__JOB__. Could you extract every entry below and reproduce it exactly?
>> Begin
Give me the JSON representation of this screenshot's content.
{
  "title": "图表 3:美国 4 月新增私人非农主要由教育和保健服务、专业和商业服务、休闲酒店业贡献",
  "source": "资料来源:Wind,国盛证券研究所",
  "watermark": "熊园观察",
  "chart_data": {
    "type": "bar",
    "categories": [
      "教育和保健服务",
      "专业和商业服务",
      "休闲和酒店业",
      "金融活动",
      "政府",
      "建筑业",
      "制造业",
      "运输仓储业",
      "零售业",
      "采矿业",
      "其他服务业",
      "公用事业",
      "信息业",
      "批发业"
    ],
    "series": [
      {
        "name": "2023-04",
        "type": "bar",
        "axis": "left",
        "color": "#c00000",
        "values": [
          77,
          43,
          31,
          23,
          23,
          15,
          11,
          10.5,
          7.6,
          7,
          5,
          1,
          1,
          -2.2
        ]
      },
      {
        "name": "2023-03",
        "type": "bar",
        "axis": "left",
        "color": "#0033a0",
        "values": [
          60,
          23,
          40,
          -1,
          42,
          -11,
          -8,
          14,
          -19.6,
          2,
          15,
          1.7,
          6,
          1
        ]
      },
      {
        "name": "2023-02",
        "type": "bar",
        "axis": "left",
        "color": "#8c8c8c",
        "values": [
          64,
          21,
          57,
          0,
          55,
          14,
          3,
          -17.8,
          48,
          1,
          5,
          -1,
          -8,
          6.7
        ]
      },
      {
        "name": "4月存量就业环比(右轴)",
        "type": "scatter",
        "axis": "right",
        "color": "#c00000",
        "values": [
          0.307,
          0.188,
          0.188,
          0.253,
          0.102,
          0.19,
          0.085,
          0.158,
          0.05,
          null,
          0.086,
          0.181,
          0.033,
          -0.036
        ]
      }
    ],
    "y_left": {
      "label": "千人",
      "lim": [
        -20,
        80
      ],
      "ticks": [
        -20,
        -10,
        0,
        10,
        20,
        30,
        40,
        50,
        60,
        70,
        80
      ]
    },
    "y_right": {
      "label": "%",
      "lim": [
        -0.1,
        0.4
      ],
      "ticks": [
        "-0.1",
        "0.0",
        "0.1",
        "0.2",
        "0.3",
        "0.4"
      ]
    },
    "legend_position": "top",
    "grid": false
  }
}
>> End
__TASK ANSWER__.
Give me the JSON representation of this screenshot's content.
{
  "title": "图表 3:美国 4 月新增私人非农主要由教育和保健服务、专业和商业服务、休闲酒店业贡献",
  "source": "资料来源:Wind,国盛证券研究所",
  "watermark": "熊园观察",
  "chart_data": {
    "type": "bar",
    "categories": [
      "教育和保健服务",
      "专业和商业服务",
      "休闲和酒店业",
      "金融活动",
      "政府",
      "建筑业",
      "制造业",
      "运输仓储业",
      "零售业",
      "采矿业",
      "其他服务业",
      "公用事业",
      "信息业",
      "批发业"
    ],
    "series": [
      {
        "name": "2023-04",
        "type": "bar",
        "axis": "left",
        "color": "#c00000",
        "values": [
          77,
          43,
          31,
          23,
          23,
          15,
          11,
          10.5,
          7.6,
          7,
          5,
          1,
          1,
          -2.2
        ]
      },
      {
        "name": "2023-03",
        "type": "bar",
        "axis": "left",
        "color": "#0033a0",
        "values": [
          60,
          23,
          40,
          -1,
          42,
          -11,
          -8,
          14,
          -19.6,
          2,
          15,
          1.7,
          6,
          1
        ]
      },
      {
        "name": "2023-02",
        "type": "bar",
        "axis": "left",
        "color": "#8c8c8c",
        "values": [
          64,
          21,
          57,
          0,
          55,
          14,
          3,
          -17.8,
          48,
          1,
          5,
          -1,
          -8,
          6.7
        ]
      },
      {
        "name": "4月存量就业环比(右轴)",
        "type": "scatter",
        "axis": "right",
        "color": "#c00000",
        "values": [
          0.307,
          0.188,
          0.188,
          0.253,
          0.102,
          0.19,
          0.085,
          0.158,
          0.05,
          null,
          0.086,
          0.181,
          0.033,
          -0.036
        ]
      }
    ],
    "y_left": {
      "label": "千人",
      "lim": [
        -20,
        80
      ],
      "ticks": [
        -20,
        -10,
        0,
        10,
        20,
        30,
        40,
        50,
        60,
        70,
        80
      ]
    },
    "y_right": {
      "label": "%",
      "lim": [
        -0.1,
        0.4
      ],
      "ticks": [
        "-0.1",
        "0.0",
        "0.1",
        "0.2",
        "0.3",
        "0.4"
      ]
    },
    "legend_position": "top",
    "grid": false
  }
}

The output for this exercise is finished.